** start **

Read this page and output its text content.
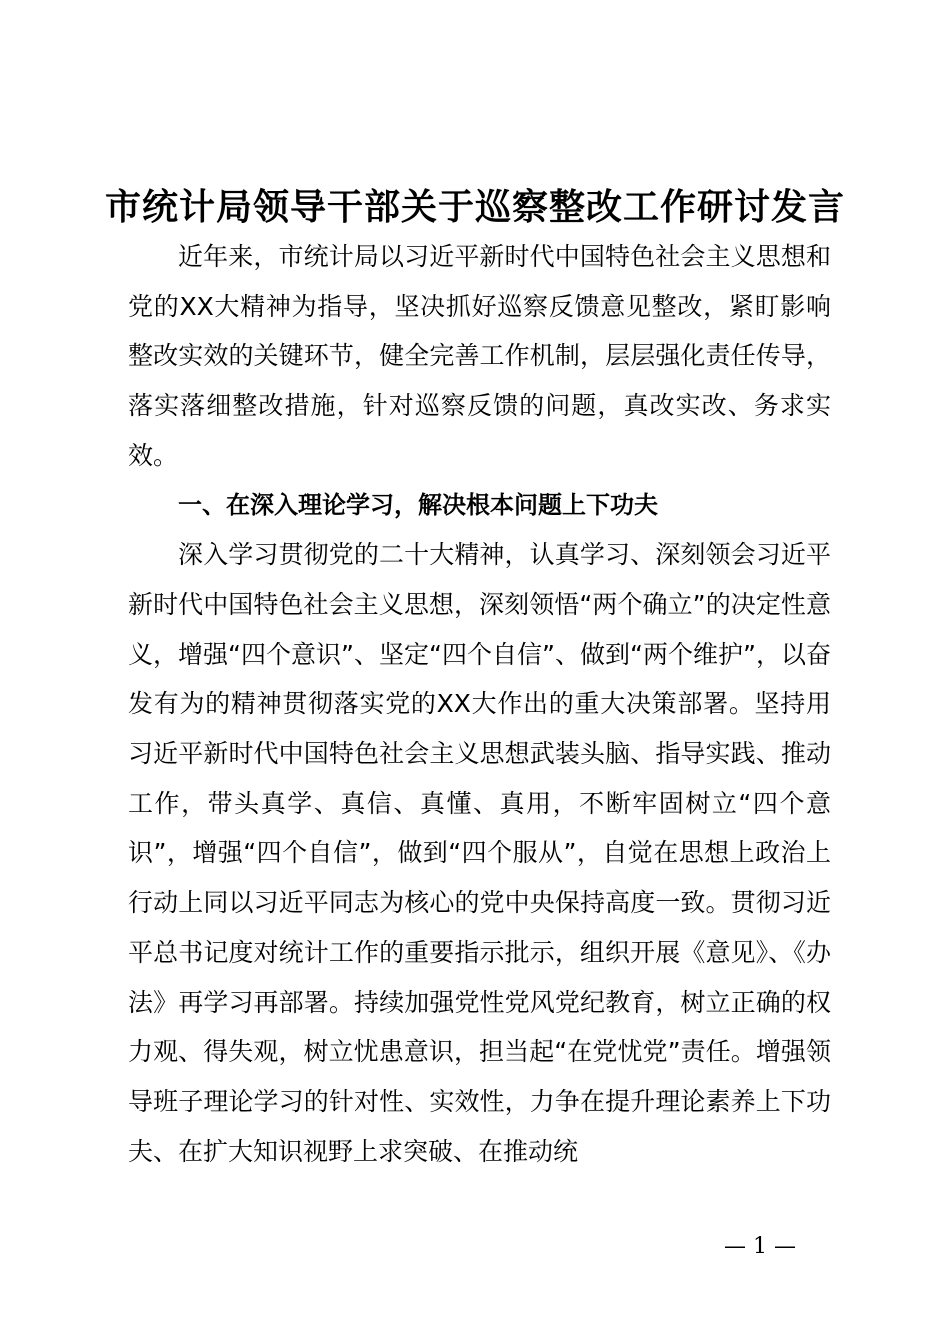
市统计局领导干部关于巡察整改工作研讨发言

近年来，市统计局以习近平新时代中国特色社会主义思想和党的XX大精神为指导，坚决抓好巡察反馈意见整改，紧盯影响整改实效的关键环节，健全完善工作机制，层层强化责任传导，落实落细整改措施，针对巡察反馈的问题，真改实改、务求实效。

一、在深入理论学习，解决根本问题上下功夫

深入学习贯彻党的二十大精神，认真学习、深刻领会习近平新时代中国特色社会主义思想，深刻领悟“两个确立”的决定性意义，增强“四个意识”、坚定“四个自信”、做到“两个维护”，以奋发有为的精神贯彻落实党的XX大作出的重大决策部署。坚持用习近平新时代中国特色社会主义思想武装头脑、指导实践、推动工作，带头真学、真信、真懂、真用，不断牢固树立“四个意识”，增强“四个自信”，做到“四个服从”，自觉在思想上政治上行动上同以习近平同志为核心的党中央保持高度一致。贯彻习近平总书记度对统计工作的重要指示批示，组织开展《意见》、《办法》再学习再部署。持续加强党性党风党纪教育，树立正确的权力观、得失观，树立忧患意识，担当起“在党忧党”责任。增强领导班子理论学习的针对性、实效性，力争在提升理论素养上下功夫、在扩大知识视野上求突破、在推动统

— 1 —
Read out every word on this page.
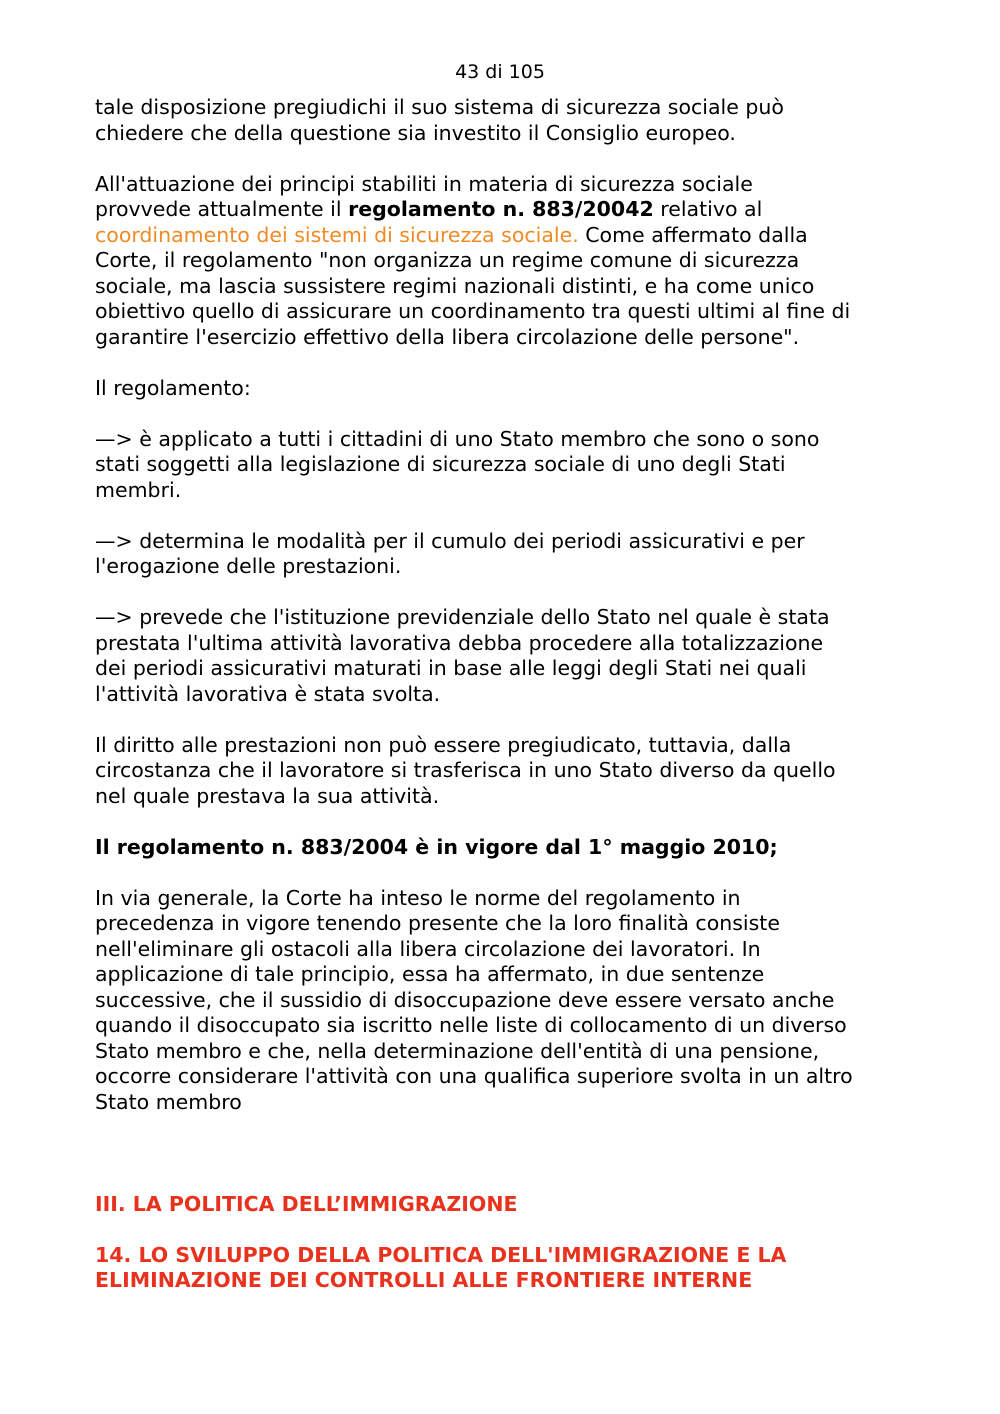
43 di 105

tale disposizione pregiudichi il suo sistema di sicurezza sociale può
chiedere che della questione sia investito il Consiglio europeo.

All'attuazione dei principi stabiliti in materia di sicurezza sociale
provvede attualmente il regolamento n. 883/20042 relativo al
coordinamento dei sistemi di sicurezza sociale. Come affermato dalla
Corte, il regolamento "non organizza un regime comune di sicurezza
sociale, ma lascia sussistere regimi nazionali distinti, e ha come unico
obiettivo quello di assicurare un coordinamento tra questi ultimi al fine di
garantire l'esercizio effettivo della libera circolazione delle persone".

Il regolamento:

—> è applicato a tutti i cittadini di uno Stato membro che sono o sono
stati soggetti alla legislazione di sicurezza sociale di uno degli Stati
membri.

—> determina le modalità per il cumulo dei periodi assicurativi e per
l'erogazione delle prestazioni.

—> prevede che l'istituzione previdenziale dello Stato nel quale è stata
prestata l'ultima attività lavorativa debba procedere alla totalizzazione
dei periodi assicurativi maturati in base alle leggi degli Stati nei quali
l'attività lavorativa è stata svolta.

Il diritto alle prestazioni non può essere pregiudicato, tuttavia, dalla
circostanza che il lavoratore si trasferisca in uno Stato diverso da quello
nel quale prestava la sua attività.

Il regolamento n. 883/2004 è in vigore dal 1° maggio 2010;

In via generale, la Corte ha inteso le norme del regolamento in
precedenza in vigore tenendo presente che la loro finalità consiste
nell'eliminare gli ostacoli alla libera circolazione dei lavoratori. In
applicazione di tale principio, essa ha affermato, in due sentenze
successive, che il sussidio di disoccupazione deve essere versato anche
quando il disoccupato sia iscritto nelle liste di collocamento di un diverso
Stato membro e che, nella determinazione dell'entità di una pensione,
occorre considerare l'attività con una qualifica superiore svolta in un altro
Stato membro

III. LA POLITICA DELL’IMMIGRAZIONE

14. LO SVILUPPO DELLA POLITICA DELL'IMMIGRAZIONE E LA
ELIMINAZIONE DEI CONTROLLI ALLE FRONTIERE INTERNE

** end **

Prompt
Copy out all the records exactly, excluding pictures.

Response
Read this page and output its text content.
市统计局领导干部关于巡察整改工作研讨发言

近年来，市统计局以习近平新时代中国特色社会主义思想和党的XX大精神为指导，坚决抓好巡察反馈意见整改，紧盯影响整改实效的关键环节，健全完善工作机制，层层强化责任传导，落实落细整改措施，针对巡察反馈的问题，真改实改、务求实效。

一、在深入理论学习，解决根本问题上下功夫

深入学习贯彻党的二十大精神，认真学习、深刻领会习近平新时代中国特色社会主义思想，深刻领悟“两个确立”的决定性意义，增强“四个意识”、坚定“四个自信”、做到“两个维护”，以奋发有为的精神贯彻落实党的XX大作出的重大决策部署。坚持用习近平新时代中国特色社会主义思想武装头脑、指导实践、推动工作，带头真学、真信、真懂、真用，不断牢固树立“四个意识”，增强“四个自信”，做到“四个服从”，自觉在思想上政治上行动上同以习近平同志为核心的党中央保持高度一致。贯彻习近平总书记度对统计工作的重要指示批示，组织开展《意见》、《办法》再学习再部署。持续加强党性党风党纪教育，树立正确的权力观、得失观，树立忧患意识，担当起“在党忧党”责任。增强领导班子理论学习的针对性、实效性，力争在提升理论素养上下功夫、在扩大知识视野上求突破、在推动统

— 1 —
Read out every word on this page.
43 di 105

tale disposizione pregiudichi il suo sistema di sicurezza sociale può
chiedere che della questione sia investito il Consiglio europeo.

All'attuazione dei principi stabiliti in materia di sicurezza sociale
provvede attualmente il regolamento n. 883/20042 relativo al
coordinamento dei sistemi di sicurezza sociale. Come affermato dalla
Corte, il regolamento "non organizza un regime comune di sicurezza
sociale, ma lascia sussistere regimi nazionali distinti, e ha come unico
obiettivo quello di assicurare un coordinamento tra questi ultimi al fine di
garantire l'esercizio effettivo della libera circolazione delle persone".

Il regolamento:

—> è applicato a tutti i cittadini di uno Stato membro che sono o sono
stati soggetti alla legislazione di sicurezza sociale di uno degli Stati
membri.

—> determina le modalità per il cumulo dei periodi assicurativi e per
l'erogazione delle prestazioni.

—> prevede che l'istituzione previdenziale dello Stato nel quale è stata
prestata l'ultima attività lavorativa debba procedere alla totalizzazione
dei periodi assicurativi maturati in base alle leggi degli Stati nei quali
l'attività lavorativa è stata svolta.

Il diritto alle prestazioni non può essere pregiudicato, tuttavia, dalla
circostanza che il lavoratore si trasferisca in uno Stato diverso da quello
nel quale prestava la sua attività.

Il regolamento n. 883/2004 è in vigore dal 1° maggio 2010;

In via generale, la Corte ha inteso le norme del regolamento in
precedenza in vigore tenendo presente che la loro finalità consiste
nell'eliminare gli ostacoli alla libera circolazione dei lavoratori. In
applicazione di tale principio, essa ha affermato, in due sentenze
successive, che il sussidio di disoccupazione deve essere versato anche
quando il disoccupato sia iscritto nelle liste di collocamento di un diverso
Stato membro e che, nella determinazione dell'entità di una pensione,
occorre considerare l'attività con una qualifica superiore svolta in un altro
Stato membro

III. LA POLITICA DELL’IMMIGRAZIONE

14. LO SVILUPPO DELLA POLITICA DELL'IMMIGRAZIONE E LA
ELIMINAZIONE DEI CONTROLLI ALLE FRONTIERE INTERNE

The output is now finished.